• [PROBLEM DESCRIPTION] Take the line containing "Convert this document image to plain text." and all lines after it, through the end of the material, and repeat them exactly, pictures left out.

• [Data extracted from a collection]
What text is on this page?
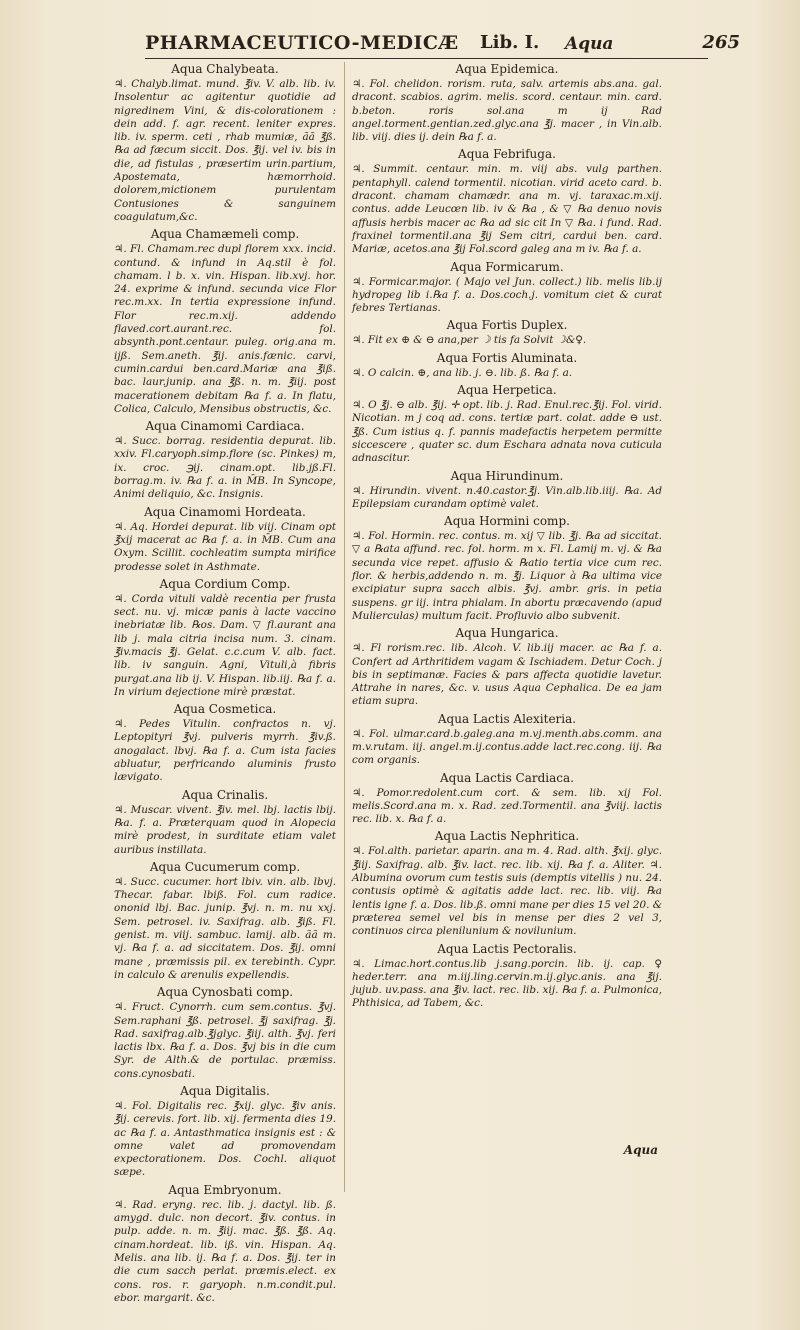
PHARMACEUTICO-MEDICÆ Lib. I. Aqua	265
Aqua Chalybeata.

♃. Chalyb.limat. mund. ℥iv. V. alb. lib. iv. Insolentur ac agitentur quotidie ad nigredinem Vini, & dis-colorationem : dein add. f. agr. recent. leniter expres. lib. iv. sperm. ceti , rhab mumiæ, ãã ℥ß. ℞a ad fæcum siccit. Dos. ℥ij. vel iv. bis in die, ad fistulas , præsertim urin.partium, Apostemata, hæmorrhoid. dolorem,mictionem purulentam Contusiones & sanguinem coagulatum,&c.

Aqua Chamæmeli comp.

♃. Fl. Chamam.rec dupl florem xxx. incid. contund. & infund in Aq.stil è fol. chamam. l b. x. vin. Hispan. lib.xvj. hor. 24. exprime & infund. secunda vice Flor rec.m.xx. In tertia expressione infund. Flor rec.m.xij. addendo flaved.cort.aurant.rec. fol. absynth.pont.centaur. puleg. orig.ana m. ijß. Sem.aneth. ℥ij. anis.fænic. carvi, cumin.cardui ben.card.Mariæ ana ℥iß. bac. laur.junip. ana ℥ß. n. m. ℥iij. post macerationem debitam ℞a f. a. In flatu, Colica, Calculo, Mensibus obstructis, &c.

Aqua Cinamomi Cardiaca.

♃. Succ. borrag. residentia depurat. lib. xxiv. Fl.caryoph.simp.flore (sc. Pinkes) m, ix. croc. ℈ij. cinam.opt. lib.jß.Fl. borrag.m. iv. ℞a f. a. in M̄B. In Syncope, Animi deliquio, &c. Insignis.

Aqua Cinamomi Hordeata.

♃. Aq. Hordei depurat. lib viij. Cinam opt ℥xij macerat ac ℞a f. a. in M̄B. Cum ana Oxym. Scillit. cochleatim sumpta mirifice prodesse solet in Asthmate.

Aqua Cordium Comp.

♃. Corda vituli valdè recentia per frusta sect. nu. vj. micæ panis à lacte vaccino inebriatæ lib. ℞os. Dam. ▽ fl.aurant ana lib j. mala citria incisa num. 3. cinam. ℥iv.macis ℥j. Gelat. c.c.cum V. alb. fact. lib. iv sanguin. Agni, Vituli,à fibris purgat.ana lib ij. V. Hispan. lib.iij. ℞a f. a. In virium dejectione mirè præstat.

Aqua Cosmetica.

♃. Pedes Vitulin. confractos n. vj. Leptopityri ℥vj. pulveris myrrh. ℥iv.ß. anogalact. lbvj. ℞a f. a. Cum ista facies abluatur, perfricando aluminis frusto lævigato.

Aqua Crinalis.

♃. Muscar. vivent. ℥iv. mel. lbj. lactis lbij. ℞a. f. a. Præterquam quod in Alopecia mirè prodest, in surditate etiam valet auribus instillata.

Aqua Cucumerum comp.

♃. Succ. cucumer. hort lbiv. vin. alb. lbvj. Thecar. fabar. lbiß. Fol. cum radice. ononid lbj. Bac. junip. ℥vj. n. m. nu xxj. Sem. petrosel. iv. Saxifrag. alb. ℥iß. Fl. genist. m. viij. sambuc. lamij. alb. ãã m. vj. ℞a f. a. ad siccitatem. Dos. ℥ij. omni mane , præmissis pil. ex terebinth. Cypr. in calculo & arenulis expellendis.

Aqua Cynosbati comp.

♃. Fruct. Cynorrh. cum sem.contus. ℥vj. Sem.raphani ℥ß. petrosel. ℥j saxifrag. ℥j. Rad. saxifrag.alb.℥jglyc. ℥iij. alth. ℥vj. feri lactis lbx. ℞a f. a. Dos. ℥vj bis in die cum Syr. de Alth.& de portulac. præmiss. cons.cynosbati.

Aqua Digitalis.

♃. Fol. Digitalis rec. ℥xij. glyc. ℥iv anis. ℥ij. cerevis. fort. lib. xij. fermenta dies 19. ac ℞a f. a. Antasthmatica insignis est : & omne valet ad promovendam expectorationem. Dos. Cochl. aliquot sæpe.

Aqua Embryonum.

♃. Rad. eryng. rec. lib. j. dactyl. lib. ß. amygd. dulc. non decort. ℥iv. contus. in pulp. adde. n. m. ℥iij. mac. ℥ß. ℥ß. Aq. cinam.hordeat. lib. iß. vin. Hispan. Aq. Melis. ana lib. ij. ℞a f. a. Dos. ℥ij. ter in die cum sacch perlat. præmis.elect. ex cons. ros. r. garyoph. n.m.condit.pul. ebor. margarit. &c.

Aqua Epidemica.

♃. Fol. chelidon. rorism. ruta, salv. artemis abs.ana. gal. dracont. scabios. agrim. melis. scord. centaur. min. card. b.beton. roris sol.ana m ij Rad angel.torment.gentian.zed.glyc.ana ℥j. macer , in Vin.alb. lib. viij. dies ij. dein ℞a f. a.

Aqua Febrifuga.

♃. Summit. centaur. min. m. viij abs. vulg parthen. pentaphyll. calend tormentil. nicotian. virid aceto card. b. dracont. chamam chamædr. ana m. vj. taraxac.m.xij. contus. adde Leucœn lib. iv & ℞a , & ▽ ℞a denuo novis affusis herbis macer ac ℞a ad sic cit In ▽ ℞a. i fund. Rad. fraxinel tormentil.ana ℥ij Sem citri, cardui ben. card. Mariæ, acetos.ana ℥ij Fol.scord galeg ana m iv. ℞a f. a.

Aqua Formicarum.

♃. Formicar.major. ( Majo vel Jun. collect.) lib. melis lib.ij hydropeg lib i.℞a f. a. Dos.coch.j. vomitum ciet & curat febres Tertianas.

Aqua Fortis Duplex.

♃. Fit ex ⊕ & ⊖ ana,per ☽ tis fa Solvit ☽&♀.

Aqua Fortis Aluminata.

♃. O calcin. ⊕, ana lib. j. ⊖. lib. ß. ℞a f. a.

Aqua Herpetica.

♃. O ℥j. ⊖ alb. ℥ij. ✛ opt. lib. j. Rad. Enul.rec.℥ij. Fol. virid. Nicotian. m j coq ad. cons. tertiæ part. colat. adde ⊖ ust. ℥ß. Cum istius q. f. pannis madefactis herpetem permitte siccescere , quater sc. dum Eschara adnata nova cuticula adnascitur.

Aqua Hirundinum.

♃. Hirundin. vivent. n.40.castor.℥j. Vin.alb.lib.iiij. ℞a. Ad Epilepsiam curandam optimè valet.

Aqua Hormini comp.

♃. Fol. Hormin. rec. contus. m. xij ▽ lib. ℥j. ℞a ad siccitat. ▽ a ℞ata affund. rec. fol. horm. m x. Fl. Lamij m. vj. & ℞a secunda vice repet. affusio & ℞atio tertia vice cum rec. flor. & herbis,addendo n. m. ℥j. Liquor à ℞a ultima vice excipiatur supra sacch albis. ℥vj. ambr. gris. in petia suspens. gr iij. intra phialam. In abortu præcavendo (apud Mulierculas) multum facit. Profluvio albo subvenit.

Aqua Hungarica.

♃. Fl rorism.rec. lib. Alcoh. V. lib.iij macer. ac ℞a f. a. Confert ad Arthritidem vagam & Ischiadem. Detur Coch. j bis in septimanæ. Facies & pars affecta quotidie lavetur. Attrahe in nares, &c. v. usus Aqua Cephalica. De ea jam etiam supra.

Aqua Lactis Alexiteria.

♃. Fol. ulmar.card.b.galeg.ana m.vj.menth.abs.comm. ana m.v.rutam. iij. angel.m.ij.contus.adde lact.rec.cong. iij. ℞a com organis.

Aqua Lactis Cardiaca.

♃. Pomor.redolent.cum cort. & sem. lib. xij Fol. melis.Scord.ana m. x. Rad. zed.Tormentil. ana ℥viij. lactis rec. lib. x. ℞a f. a.

Aqua Lactis Nephritica.

♃. Fol.alth. parietar. aparin. ana m. 4. Rad. alth. ℥xij. glyc. ℥iij. Saxifrag. alb. ℥iv. lact. rec. lib. xij. ℞a f. a. Aliter. ♃. Albumina ovorum cum testis suis (demptis vitellis ) nu. 24. contusis optimè & agitatis adde lact. rec. lib. viij. ℞a lentis igne f. a. Dos. lib.ß. omni mane per dies 15 vel 20. & præterea semel vel bis in mense per dies 2 vel 3, continuos circa plenilunium & novilunium.

Aqua Lactis Pectoralis.

♃. Limac.hort.contus.lib j.sang.porcin. lib. ij. cap. ♀ heder.terr. ana m.iij.ling.cervin.m.ij.glyc.anis. ana ℥ij. jujub. uv.pass. ana ℥iv. lact. rec. lib. xij. ℞a f. a. Pulmonica, Phthisica, ad Tabem, &c.

Aqua
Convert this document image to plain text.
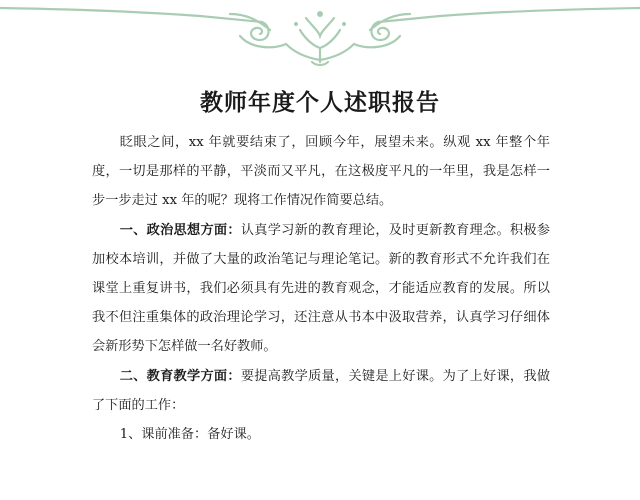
教师年度个人述职报告

眨眼之间，xx 年就要结束了，回顾今年，展望未来。纵观 xx 年整个年度，一切是那样的平静，平淡而又平凡，在这极度平凡的一年里，我是怎样一步一步走过 xx 年的呢？现将工作情况作简要总结。

一、政治思想方面：认真学习新的教育理论，及时更新教育理念。积极参加校本培训，并做了大量的政治笔记与理论笔记。新的教育形式不允许我们在课堂上重复讲书，我们必须具有先进的教育观念，才能适应教育的发展。所以我不但注重集体的政治理论学习，还注意从书本中汲取营养，认真学习仔细体会新形势下怎样做一名好教师。

二、教育教学方面：要提高教学质量，关键是上好课。为了上好课，我做了下面的工作：

1、课前准备：备好课。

• [COMPLETE ANSWER]
Convert this document image to plain text.
教师年度个人述职报告

眨眼之间，xx 年就要结束了，回顾今年，展望未来。纵观 xx 年整个年度，一切是那样的平静，平淡而又平凡，在这极度平凡的一年里，我是怎样一步一步走过 xx 年的呢？现将工作情况作简要总结。

一、政治思想方面：认真学习新的教育理论，及时更新教育理念。积极参加校本培训，并做了大量的政治笔记与理论笔记。新的教育形式不允许我们在课堂上重复讲书，我们必须具有先进的教育观念，才能适应教育的发展。所以我不但注重集体的政治理论学习，还注意从书本中汲取营养，认真学习仔细体会新形势下怎样做一名好教师。

二、教育教学方面：要提高教学质量，关键是上好课。为了上好课，我做了下面的工作：

1、课前准备：备好课。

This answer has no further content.